====== Exercise inputs

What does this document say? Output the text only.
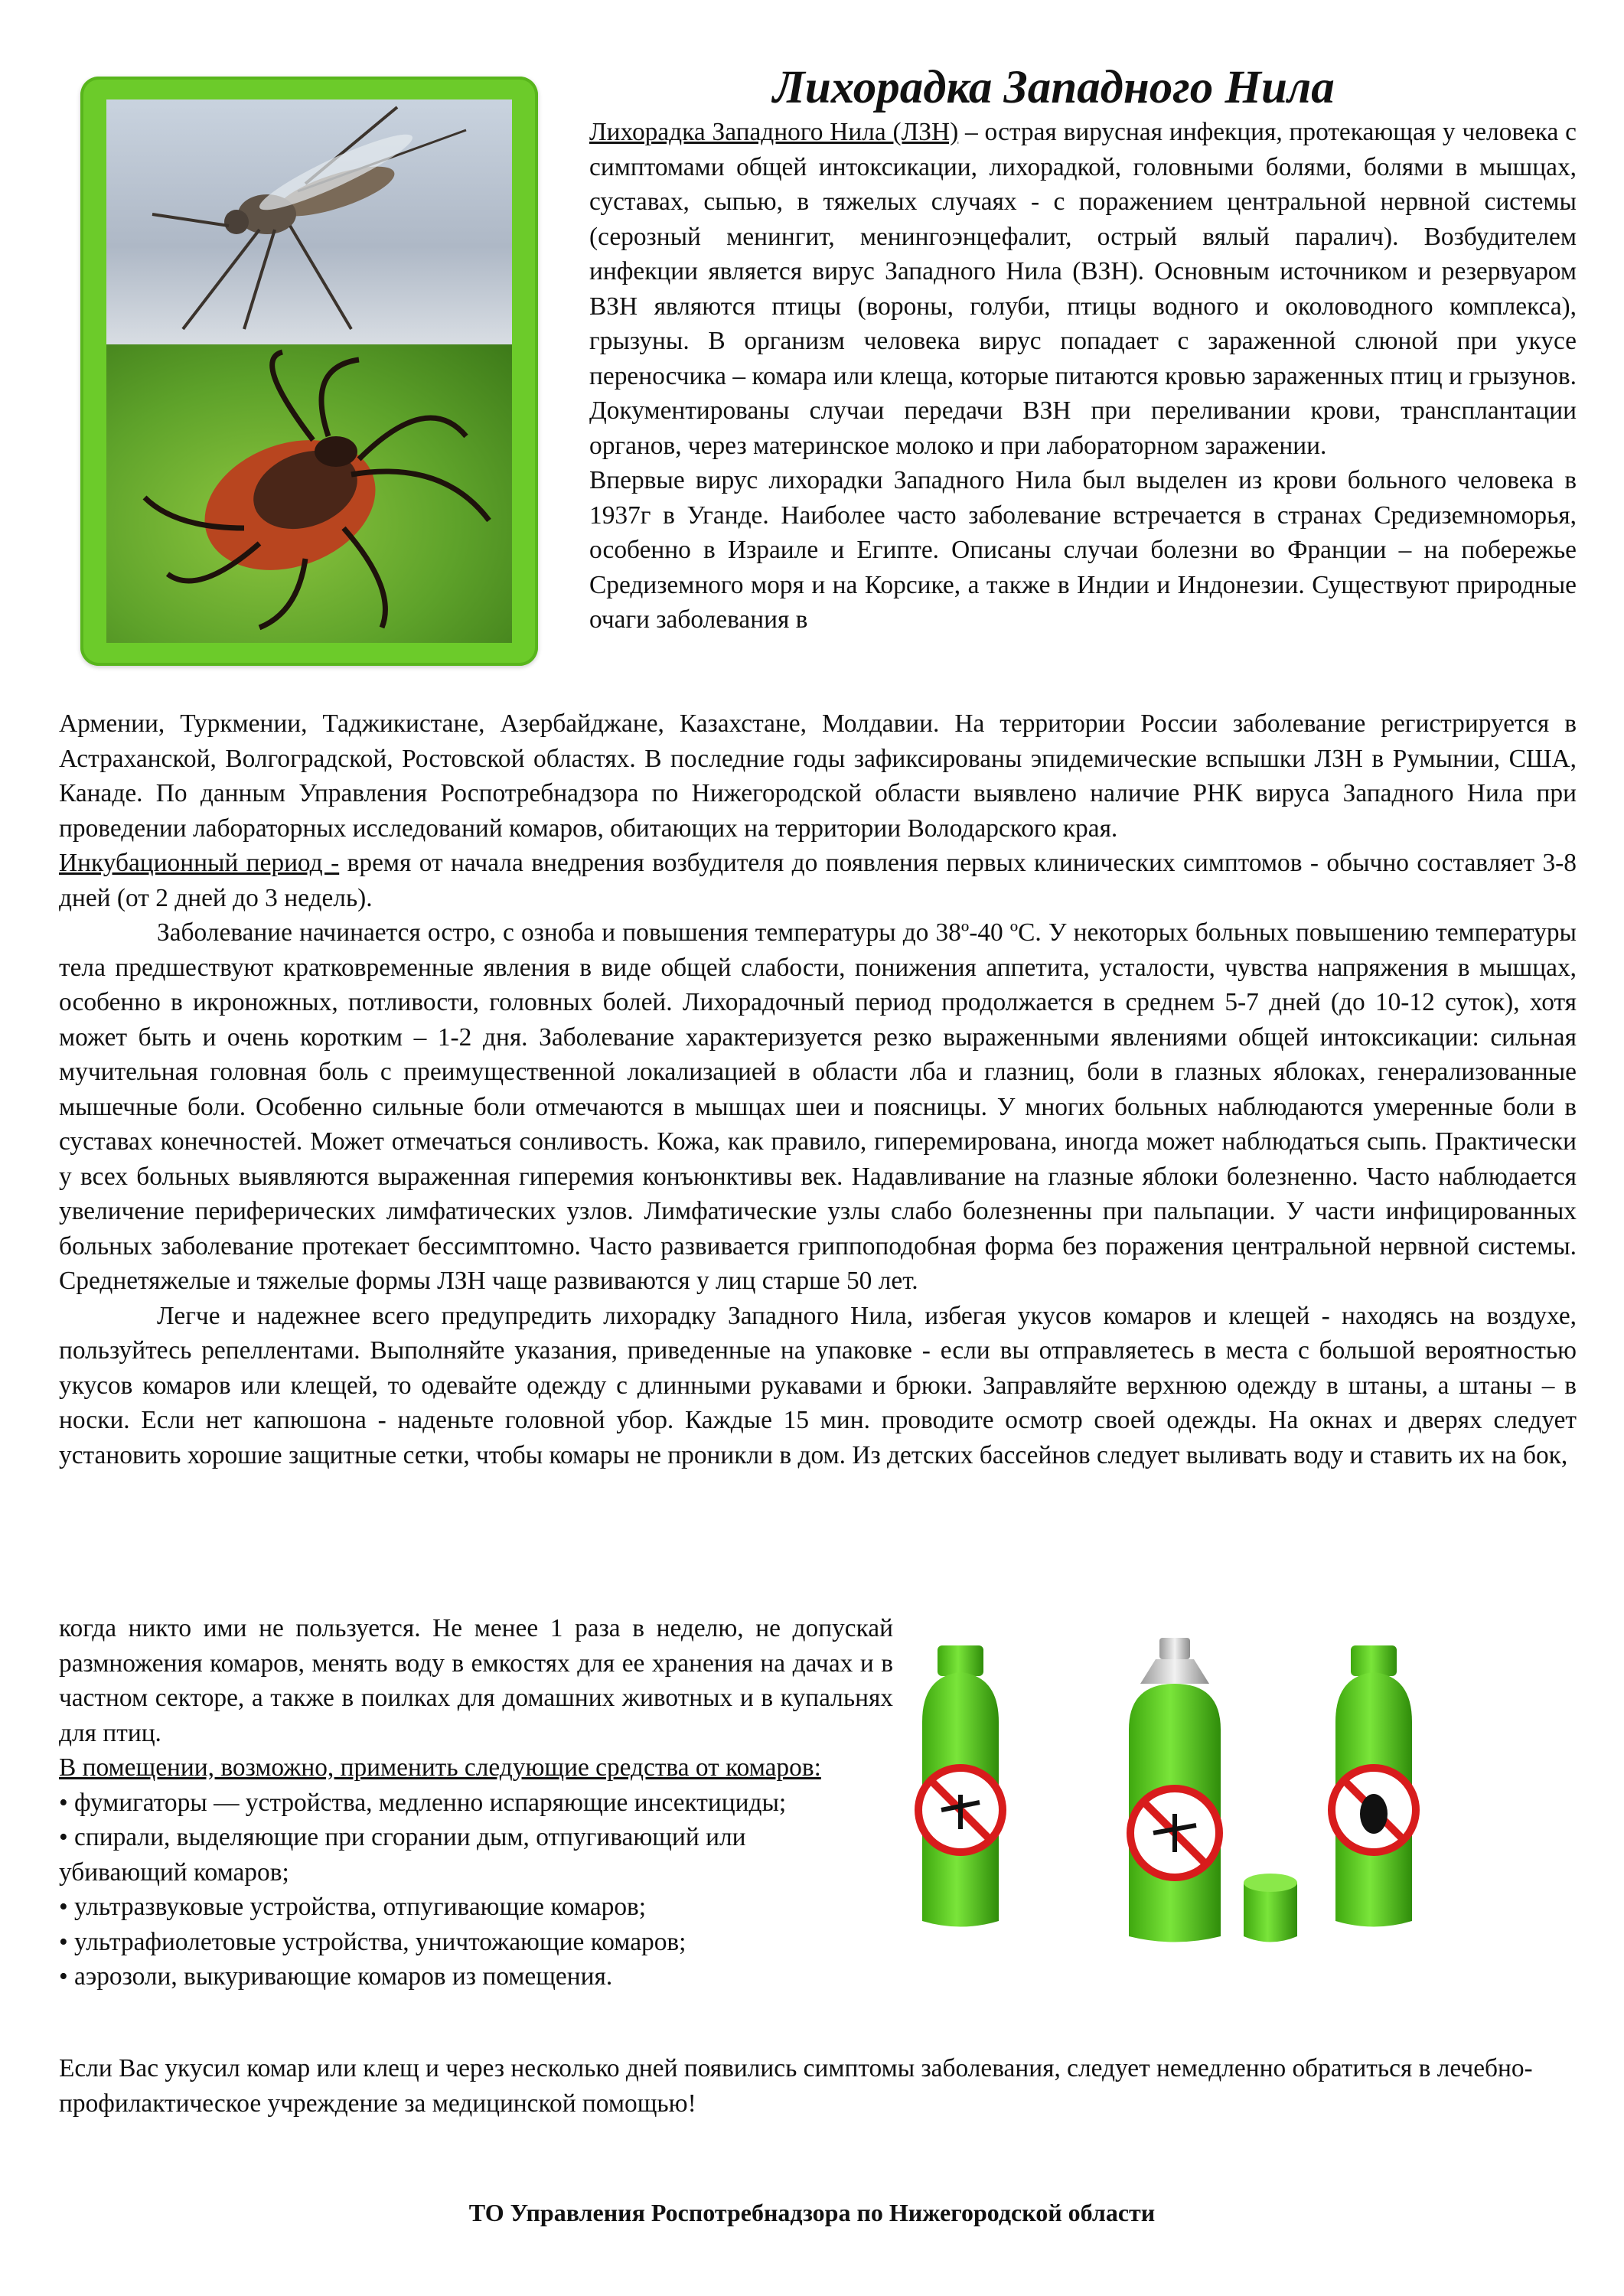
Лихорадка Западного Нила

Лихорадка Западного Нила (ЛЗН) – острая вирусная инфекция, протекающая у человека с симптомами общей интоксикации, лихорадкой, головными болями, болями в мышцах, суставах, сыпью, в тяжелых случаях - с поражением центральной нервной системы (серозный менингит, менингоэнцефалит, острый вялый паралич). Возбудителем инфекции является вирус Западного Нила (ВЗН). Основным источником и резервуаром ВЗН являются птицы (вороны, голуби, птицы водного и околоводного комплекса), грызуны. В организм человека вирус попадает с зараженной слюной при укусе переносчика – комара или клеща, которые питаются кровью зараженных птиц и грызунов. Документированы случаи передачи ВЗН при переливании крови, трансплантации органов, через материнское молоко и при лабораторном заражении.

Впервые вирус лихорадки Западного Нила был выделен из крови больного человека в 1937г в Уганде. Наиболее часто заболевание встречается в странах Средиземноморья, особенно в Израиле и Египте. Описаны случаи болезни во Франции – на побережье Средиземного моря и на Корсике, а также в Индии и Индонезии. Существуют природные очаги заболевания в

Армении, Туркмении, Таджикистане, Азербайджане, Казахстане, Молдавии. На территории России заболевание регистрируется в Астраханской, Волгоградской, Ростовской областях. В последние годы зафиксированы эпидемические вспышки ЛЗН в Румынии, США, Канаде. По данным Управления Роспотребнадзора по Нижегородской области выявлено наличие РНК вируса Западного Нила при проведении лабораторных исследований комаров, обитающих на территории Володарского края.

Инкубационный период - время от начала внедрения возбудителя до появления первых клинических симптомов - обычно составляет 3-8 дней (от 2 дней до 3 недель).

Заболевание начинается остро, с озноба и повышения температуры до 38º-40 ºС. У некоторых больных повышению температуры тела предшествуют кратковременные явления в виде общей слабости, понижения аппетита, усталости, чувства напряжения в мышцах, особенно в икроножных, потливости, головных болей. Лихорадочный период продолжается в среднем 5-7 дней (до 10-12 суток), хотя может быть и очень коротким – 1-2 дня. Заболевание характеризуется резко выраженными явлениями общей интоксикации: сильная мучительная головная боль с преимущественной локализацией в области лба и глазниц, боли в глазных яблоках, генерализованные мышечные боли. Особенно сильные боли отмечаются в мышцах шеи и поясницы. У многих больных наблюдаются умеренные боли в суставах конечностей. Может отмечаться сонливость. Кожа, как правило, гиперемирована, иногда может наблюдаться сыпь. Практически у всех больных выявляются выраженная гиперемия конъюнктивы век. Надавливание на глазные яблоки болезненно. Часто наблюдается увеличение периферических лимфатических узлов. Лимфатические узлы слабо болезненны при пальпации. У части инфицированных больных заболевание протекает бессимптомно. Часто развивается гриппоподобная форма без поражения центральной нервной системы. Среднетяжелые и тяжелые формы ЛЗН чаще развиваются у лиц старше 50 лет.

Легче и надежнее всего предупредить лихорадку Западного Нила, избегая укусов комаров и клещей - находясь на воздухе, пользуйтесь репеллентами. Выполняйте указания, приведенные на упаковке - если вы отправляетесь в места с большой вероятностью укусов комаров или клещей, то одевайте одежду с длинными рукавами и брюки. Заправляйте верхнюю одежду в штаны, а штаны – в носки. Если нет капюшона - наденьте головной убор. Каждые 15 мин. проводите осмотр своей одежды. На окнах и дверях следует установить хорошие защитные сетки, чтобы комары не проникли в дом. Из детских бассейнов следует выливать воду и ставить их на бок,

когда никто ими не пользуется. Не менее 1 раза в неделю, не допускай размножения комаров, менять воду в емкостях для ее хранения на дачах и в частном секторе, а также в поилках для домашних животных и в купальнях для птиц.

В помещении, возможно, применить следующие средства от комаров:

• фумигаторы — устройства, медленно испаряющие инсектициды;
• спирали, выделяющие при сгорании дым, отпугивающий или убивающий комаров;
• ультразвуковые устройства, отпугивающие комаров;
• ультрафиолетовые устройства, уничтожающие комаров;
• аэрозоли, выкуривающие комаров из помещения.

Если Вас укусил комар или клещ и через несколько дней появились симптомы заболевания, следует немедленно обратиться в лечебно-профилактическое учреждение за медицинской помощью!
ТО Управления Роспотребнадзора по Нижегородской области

============

• [Problem details]
All the material shown above is to be copied exactly, with no pictures carried over.

• [Exercise response]
What does this document say? Output the text only.
Лихорадка Западного Нила

Лихорадка Западного Нила (ЛЗН) – острая вирусная инфекция, протекающая у человека с симптомами общей интоксикации, лихорадкой, головными болями, болями в мышцах, суставах, сыпью, в тяжелых случаях - с поражением центральной нервной системы (серозный менингит, менингоэнцефалит, острый вялый паралич). Возбудителем инфекции является вирус Западного Нила (ВЗН). Основным источником и резервуаром ВЗН являются птицы (вороны, голуби, птицы водного и околоводного комплекса), грызуны. В организм человека вирус попадает с зараженной слюной при укусе переносчика – комара или клеща, которые питаются кровью зараженных птиц и грызунов. Документированы случаи передачи ВЗН при переливании крови, трансплантации органов, через материнское молоко и при лабораторном заражении.

Впервые вирус лихорадки Западного Нила был выделен из крови больного человека в 1937г в Уганде. Наиболее часто заболевание встречается в странах Средиземноморья, особенно в Израиле и Египте. Описаны случаи болезни во Франции – на побережье Средиземного моря и на Корсике, а также в Индии и Индонезии. Существуют природные очаги заболевания в

Армении, Туркмении, Таджикистане, Азербайджане, Казахстане, Молдавии. На территории России заболевание регистрируется в Астраханской, Волгоградской, Ростовской областях. В последние годы зафиксированы эпидемические вспышки ЛЗН в Румынии, США, Канаде. По данным Управления Роспотребнадзора по Нижегородской области выявлено наличие РНК вируса Западного Нила при проведении лабораторных исследований комаров, обитающих на территории Володарского края.

Инкубационный период - время от начала внедрения возбудителя до появления первых клинических симптомов - обычно составляет 3-8 дней (от 2 дней до 3 недель).

Заболевание начинается остро, с озноба и повышения температуры до 38º-40 ºС. У некоторых больных повышению температуры тела предшествуют кратковременные явления в виде общей слабости, понижения аппетита, усталости, чувства напряжения в мышцах, особенно в икроножных, потливости, головных болей. Лихорадочный период продолжается в среднем 5-7 дней (до 10-12 суток), хотя может быть и очень коротким – 1-2 дня. Заболевание характеризуется резко выраженными явлениями общей интоксикации: сильная мучительная головная боль с преимущественной локализацией в области лба и глазниц, боли в глазных яблоках, генерализованные мышечные боли. Особенно сильные боли отмечаются в мышцах шеи и поясницы. У многих больных наблюдаются умеренные боли в суставах конечностей. Может отмечаться сонливость. Кожа, как правило, гиперемирована, иногда может наблюдаться сыпь. Практически у всех больных выявляются выраженная гиперемия конъюнктивы век. Надавливание на глазные яблоки болезненно. Часто наблюдается увеличение периферических лимфатических узлов. Лимфатические узлы слабо болезненны при пальпации. У части инфицированных больных заболевание протекает бессимптомно. Часто развивается гриппоподобная форма без поражения центральной нервной системы. Среднетяжелые и тяжелые формы ЛЗН чаще развиваются у лиц старше 50 лет.

Легче и надежнее всего предупредить лихорадку Западного Нила, избегая укусов комаров и клещей - находясь на воздухе, пользуйтесь репеллентами. Выполняйте указания, приведенные на упаковке - если вы отправляетесь в места с большой вероятностью укусов комаров или клещей, то одевайте одежду с длинными рукавами и брюки. Заправляйте верхнюю одежду в штаны, а штаны – в носки. Если нет капюшона - наденьте головной убор. Каждые 15 мин. проводите осмотр своей одежды. На окнах и дверях следует установить хорошие защитные сетки, чтобы комары не проникли в дом. Из детских бассейнов следует выливать воду и ставить их на бок,

когда никто ими не пользуется. Не менее 1 раза в неделю, не допускай размножения комаров, менять воду в емкостях для ее хранения на дачах и в частном секторе, а также в поилках для домашних животных и в купальнях для птиц.

В помещении, возможно, применить следующие средства от комаров:

• фумигаторы — устройства, медленно испаряющие инсектициды;
• спирали, выделяющие при сгорании дым, отпугивающий или убивающий комаров;
• ультразвуковые устройства, отпугивающие комаров;
• ультрафиолетовые устройства, уничтожающие комаров;
• аэрозоли, выкуривающие комаров из помещения.

Если Вас укусил комар или клещ и через несколько дней появились симптомы заболевания, следует немедленно обратиться в лечебно-профилактическое учреждение за медицинской помощью!
ТО Управления Роспотребнадзора по Нижегородской области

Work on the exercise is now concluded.